** START **

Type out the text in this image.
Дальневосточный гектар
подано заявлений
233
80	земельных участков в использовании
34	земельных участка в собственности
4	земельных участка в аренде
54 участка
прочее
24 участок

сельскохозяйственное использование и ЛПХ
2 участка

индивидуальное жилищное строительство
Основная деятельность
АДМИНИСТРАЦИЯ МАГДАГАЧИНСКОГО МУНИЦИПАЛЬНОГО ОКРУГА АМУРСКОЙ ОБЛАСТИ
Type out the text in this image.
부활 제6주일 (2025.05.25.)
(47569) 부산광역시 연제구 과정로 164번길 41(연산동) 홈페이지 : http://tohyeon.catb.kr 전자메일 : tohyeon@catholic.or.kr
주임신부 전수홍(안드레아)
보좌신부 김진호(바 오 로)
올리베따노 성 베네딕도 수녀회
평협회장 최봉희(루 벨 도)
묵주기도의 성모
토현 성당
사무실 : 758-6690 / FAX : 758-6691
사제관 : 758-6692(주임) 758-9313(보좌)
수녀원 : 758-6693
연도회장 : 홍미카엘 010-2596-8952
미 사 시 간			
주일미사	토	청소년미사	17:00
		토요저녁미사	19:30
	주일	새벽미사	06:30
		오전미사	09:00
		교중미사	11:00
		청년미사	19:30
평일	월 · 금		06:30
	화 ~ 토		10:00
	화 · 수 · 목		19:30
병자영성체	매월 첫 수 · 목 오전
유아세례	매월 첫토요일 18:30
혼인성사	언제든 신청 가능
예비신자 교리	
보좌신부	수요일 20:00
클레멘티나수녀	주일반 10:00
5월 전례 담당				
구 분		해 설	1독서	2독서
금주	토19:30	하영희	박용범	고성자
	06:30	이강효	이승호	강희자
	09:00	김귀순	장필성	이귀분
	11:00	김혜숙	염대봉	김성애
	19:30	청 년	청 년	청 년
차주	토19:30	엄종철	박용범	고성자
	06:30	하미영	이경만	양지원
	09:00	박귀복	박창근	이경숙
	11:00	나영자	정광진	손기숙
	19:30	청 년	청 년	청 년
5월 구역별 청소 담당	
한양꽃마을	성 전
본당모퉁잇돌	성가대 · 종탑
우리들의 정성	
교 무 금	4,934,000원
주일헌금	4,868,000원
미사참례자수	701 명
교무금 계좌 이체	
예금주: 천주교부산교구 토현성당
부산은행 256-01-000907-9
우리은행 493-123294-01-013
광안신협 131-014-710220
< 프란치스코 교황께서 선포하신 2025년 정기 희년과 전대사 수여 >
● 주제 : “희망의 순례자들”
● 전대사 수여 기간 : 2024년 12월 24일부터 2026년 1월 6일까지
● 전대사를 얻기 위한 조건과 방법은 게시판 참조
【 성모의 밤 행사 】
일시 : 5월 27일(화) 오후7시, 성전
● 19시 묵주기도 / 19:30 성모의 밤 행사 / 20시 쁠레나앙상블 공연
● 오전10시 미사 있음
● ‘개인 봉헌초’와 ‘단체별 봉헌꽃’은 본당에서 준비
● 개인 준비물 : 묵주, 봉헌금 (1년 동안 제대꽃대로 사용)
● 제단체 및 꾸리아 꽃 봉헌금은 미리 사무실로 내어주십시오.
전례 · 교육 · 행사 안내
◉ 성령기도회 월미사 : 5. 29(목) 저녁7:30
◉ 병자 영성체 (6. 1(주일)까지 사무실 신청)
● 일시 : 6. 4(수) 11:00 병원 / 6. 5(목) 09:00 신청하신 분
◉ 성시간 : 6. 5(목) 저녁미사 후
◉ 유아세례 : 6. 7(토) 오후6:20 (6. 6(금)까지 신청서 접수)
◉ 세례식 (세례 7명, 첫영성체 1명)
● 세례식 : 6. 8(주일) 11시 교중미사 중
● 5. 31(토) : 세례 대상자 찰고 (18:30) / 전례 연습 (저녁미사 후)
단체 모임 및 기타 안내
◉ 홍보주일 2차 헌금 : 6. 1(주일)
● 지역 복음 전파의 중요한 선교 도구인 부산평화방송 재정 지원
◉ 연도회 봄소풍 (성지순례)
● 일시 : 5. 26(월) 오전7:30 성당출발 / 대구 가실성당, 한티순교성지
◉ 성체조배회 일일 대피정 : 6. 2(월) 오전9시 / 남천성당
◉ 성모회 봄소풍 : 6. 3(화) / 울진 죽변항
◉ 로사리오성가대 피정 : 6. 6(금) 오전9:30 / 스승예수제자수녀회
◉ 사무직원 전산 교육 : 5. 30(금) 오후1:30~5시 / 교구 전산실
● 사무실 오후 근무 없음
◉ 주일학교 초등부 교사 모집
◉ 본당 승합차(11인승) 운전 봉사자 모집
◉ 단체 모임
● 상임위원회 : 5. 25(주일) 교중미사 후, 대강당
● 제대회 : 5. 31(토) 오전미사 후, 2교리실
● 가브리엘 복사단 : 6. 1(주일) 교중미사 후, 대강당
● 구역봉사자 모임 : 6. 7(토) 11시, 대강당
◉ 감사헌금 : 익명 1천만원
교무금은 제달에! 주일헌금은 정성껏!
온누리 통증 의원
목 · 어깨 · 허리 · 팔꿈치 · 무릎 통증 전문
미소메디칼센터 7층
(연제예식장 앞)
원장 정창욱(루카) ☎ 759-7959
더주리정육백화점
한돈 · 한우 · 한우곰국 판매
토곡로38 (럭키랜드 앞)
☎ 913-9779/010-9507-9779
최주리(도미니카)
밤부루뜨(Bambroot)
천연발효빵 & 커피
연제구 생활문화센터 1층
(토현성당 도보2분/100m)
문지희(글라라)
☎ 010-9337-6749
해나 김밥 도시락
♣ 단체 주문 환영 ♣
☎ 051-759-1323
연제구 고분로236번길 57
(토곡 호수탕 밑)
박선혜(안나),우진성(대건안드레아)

** END **

| WHAT IS ASKED |
Return the full listing, character for character.

| TASK RESPONSE |
Type out the text in this image.
Дальневосточный гектар
подано заявлений
233
80	земельных участков в использовании
34	земельных участка в собственности
4	земельных участка в аренде
54 участка
прочее
24 участок

сельскохозяйственное использование и ЛПХ
2 участка

индивидуальное жилищное строительство
Основная деятельность
АДМИНИСТРАЦИЯ МАГДАГАЧИНСКОГО МУНИЦИПАЛЬНОГО ОКРУГА АМУРСКОЙ ОБЛАСТИ
Type out the text in this image.
부활 제6주일 (2025.05.25.)
(47569) 부산광역시 연제구 과정로 164번길 41(연산동) 홈페이지 : http://tohyeon.catb.kr 전자메일 : tohyeon@catholic.or.kr
주임신부 전수홍(안드레아)
보좌신부 김진호(바 오 로)
올리베따노 성 베네딕도 수녀회
평협회장 최봉희(루 벨 도)
묵주기도의 성모
토현 성당
사무실 : 758-6690 / FAX : 758-6691
사제관 : 758-6692(주임) 758-9313(보좌)
수녀원 : 758-6693
연도회장 : 홍미카엘 010-2596-8952
미 사 시 간			
주일미사	토	청소년미사	17:00
		토요저녁미사	19:30
	주일	새벽미사	06:30
		오전미사	09:00
		교중미사	11:00
		청년미사	19:30
평일	월 · 금		06:30
	화 ~ 토		10:00
	화 · 수 · 목		19:30
병자영성체	매월 첫 수 · 목 오전
유아세례	매월 첫토요일 18:30
혼인성사	언제든 신청 가능
예비신자 교리	
보좌신부	수요일 20:00
클레멘티나수녀	주일반 10:00
5월 전례 담당				
구 분		해 설	1독서	2독서
금주	토19:30	하영희	박용범	고성자
	06:30	이강효	이승호	강희자
	09:00	김귀순	장필성	이귀분
	11:00	김혜숙	염대봉	김성애
	19:30	청 년	청 년	청 년
차주	토19:30	엄종철	박용범	고성자
	06:30	하미영	이경만	양지원
	09:00	박귀복	박창근	이경숙
	11:00	나영자	정광진	손기숙
	19:30	청 년	청 년	청 년
5월 구역별 청소 담당	
한양꽃마을	성 전
본당모퉁잇돌	성가대 · 종탑
우리들의 정성	
교 무 금	4,934,000원
주일헌금	4,868,000원
미사참례자수	701 명
교무금 계좌 이체	
예금주: 천주교부산교구 토현성당
부산은행 256-01-000907-9
우리은행 493-123294-01-013
광안신협 131-014-710220
< 프란치스코 교황께서 선포하신 2025년 정기 희년과 전대사 수여 >
● 주제 : “희망의 순례자들”
● 전대사 수여 기간 : 2024년 12월 24일부터 2026년 1월 6일까지
● 전대사를 얻기 위한 조건과 방법은 게시판 참조
【 성모의 밤 행사 】
일시 : 5월 27일(화) 오후7시, 성전
● 19시 묵주기도 / 19:30 성모의 밤 행사 / 20시 쁠레나앙상블 공연
● 오전10시 미사 있음
● ‘개인 봉헌초’와 ‘단체별 봉헌꽃’은 본당에서 준비
● 개인 준비물 : 묵주, 봉헌금 (1년 동안 제대꽃대로 사용)
● 제단체 및 꾸리아 꽃 봉헌금은 미리 사무실로 내어주십시오.
전례 · 교육 · 행사 안내
◉ 성령기도회 월미사 : 5. 29(목) 저녁7:30
◉ 병자 영성체 (6. 1(주일)까지 사무실 신청)
● 일시 : 6. 4(수) 11:00 병원 / 6. 5(목) 09:00 신청하신 분
◉ 성시간 : 6. 5(목) 저녁미사 후
◉ 유아세례 : 6. 7(토) 오후6:20 (6. 6(금)까지 신청서 접수)
◉ 세례식 (세례 7명, 첫영성체 1명)
● 세례식 : 6. 8(주일) 11시 교중미사 중
● 5. 31(토) : 세례 대상자 찰고 (18:30) / 전례 연습 (저녁미사 후)
단체 모임 및 기타 안내
◉ 홍보주일 2차 헌금 : 6. 1(주일)
● 지역 복음 전파의 중요한 선교 도구인 부산평화방송 재정 지원
◉ 연도회 봄소풍 (성지순례)
● 일시 : 5. 26(월) 오전7:30 성당출발 / 대구 가실성당, 한티순교성지
◉ 성체조배회 일일 대피정 : 6. 2(월) 오전9시 / 남천성당
◉ 성모회 봄소풍 : 6. 3(화) / 울진 죽변항
◉ 로사리오성가대 피정 : 6. 6(금) 오전9:30 / 스승예수제자수녀회
◉ 사무직원 전산 교육 : 5. 30(금) 오후1:30~5시 / 교구 전산실
● 사무실 오후 근무 없음
◉ 주일학교 초등부 교사 모집
◉ 본당 승합차(11인승) 운전 봉사자 모집
◉ 단체 모임
● 상임위원회 : 5. 25(주일) 교중미사 후, 대강당
● 제대회 : 5. 31(토) 오전미사 후, 2교리실
● 가브리엘 복사단 : 6. 1(주일) 교중미사 후, 대강당
● 구역봉사자 모임 : 6. 7(토) 11시, 대강당
◉ 감사헌금 : 익명 1천만원
교무금은 제달에! 주일헌금은 정성껏!
온누리 통증 의원
목 · 어깨 · 허리 · 팔꿈치 · 무릎 통증 전문
미소메디칼센터 7층
(연제예식장 앞)
원장 정창욱(루카) ☎ 759-7959
더주리정육백화점
한돈 · 한우 · 한우곰국 판매
토곡로38 (럭키랜드 앞)
☎ 913-9779/010-9507-9779
최주리(도미니카)
밤부루뜨(Bambroot)
천연발효빵 & 커피
연제구 생활문화센터 1층
(토현성당 도보2분/100m)
문지희(글라라)
☎ 010-9337-6749
해나 김밥 도시락
♣ 단체 주문 환영 ♣
☎ 051-759-1323
연제구 고분로236번길 57
(토곡 호수탕 밑)
박선혜(안나),우진성(대건안드레아)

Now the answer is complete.